### Excerpt provided
-------
II.10 Walkabout
Solving for Nottingham
Today the Sheriff did not wake up and try to kill the King. Today Nottingham nearly burned, to the very last child and scrap of wood. Today there was no question in your mind.
Questions were the province of others. Of Guy of Gisborne in particular. One big one: Where, oh where, did Vaisey go? In his night clothes, chasing the Pact in his dreams?
The man from London had no questions, only an ultimatum, so Gisborne tried appealing to Prince John and money as high as the New England could reach and to Marian to marry him to save herself, the tiny Lady Locksley, but the answer was simple: the Sheriff and you. Like Marian said, offering to fetch you for him.
Because all bets were off. The little clerk from London was about to spoil the whole game, so suddenly the sides didn't matter. Allen-a-Dale returned to the camp, Marian leveraged your engagement ring to get you to the Castle, and you walked right in through the city gates as you haven't done since you came to read the Scarlett boys' execution degree. Will Scarlett and Allen-a-Dale stood together looking over the soldiers and villagers working together to find Vaisey lest Davita's dying promise come true. And Allen finally asked – if we don't die here, can I finally come out of hell? Will said no, but he shook his head as they were about to die – the first hand to bring him back up as the entire world slides into fire.
And Little John, being ushered every week into being the Father of Nottingham, invited into every family he encounters but his own, just wants to go among the poor. People are starving while the Sheriff roams Sherwood lost. Everything is a choice – remember that? Like you going back for Much when time was tightest, because you know he needs a smile from you to keep going. He doesn't believe in Bonchurch anymore – it feels like a place to stick him to keep him out from under foot. So you can have Marian alone in Locksley.
There is a family in the forest that desperately needs a strong and good patriarch. Their mother is driven mad with the harshness of the world and greets it as it has always greeted her – with a knife and a snarl. They needed Papa Bear, but a false grandfather arrived first. Vaisey played Little John's strings like a master, and he took them back to the camp, carrying three children in his arms because if anyone deserves to be a father it is Little John, but John Little walked away from his family. And again, Vaisey uses a family to smash the great man flat.
But you realized, in the Forest, that Vaisey was still playing for England. He was colliding with the Little Family for the Pact of Hell, and you took him back just in time to stop the fire of Nottingham.
-------
### Information provided
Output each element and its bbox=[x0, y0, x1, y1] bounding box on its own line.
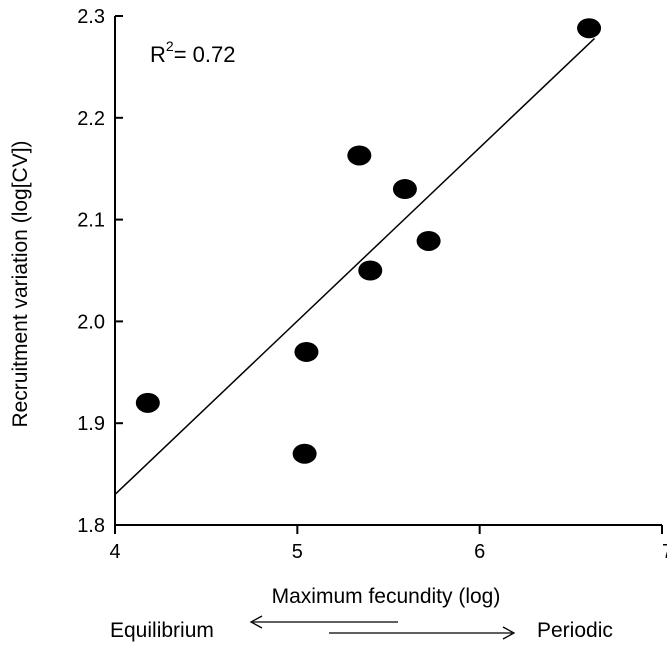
-------
### Task description
In the Nottingham recap, please rewrite everything from "Because all bets" down to "slides into fire.", swapping "soldiers" for "guards".

### Correct answer
Because all bets were off. The little clerk from London was about to spoil the whole game, so suddenly the sides didn't matter. Allen-a-Dale returned to the camp, Marian leveraged your engagement ring to get you to the Castle, and you walked right in through the city gates as you haven't done since you came to read the Scarlett boys' execution degree. Will Scarlett and Allen-a-Dale stood together looking over the guards and villagers working together to find Vaisey lest Davita's dying promise come true. And Allen finally asked – if we don't die here, can I finally come out of hell? Will said no, but he shook his head as they were about to die – the first hand to bring him back up as the entire world slides into fire.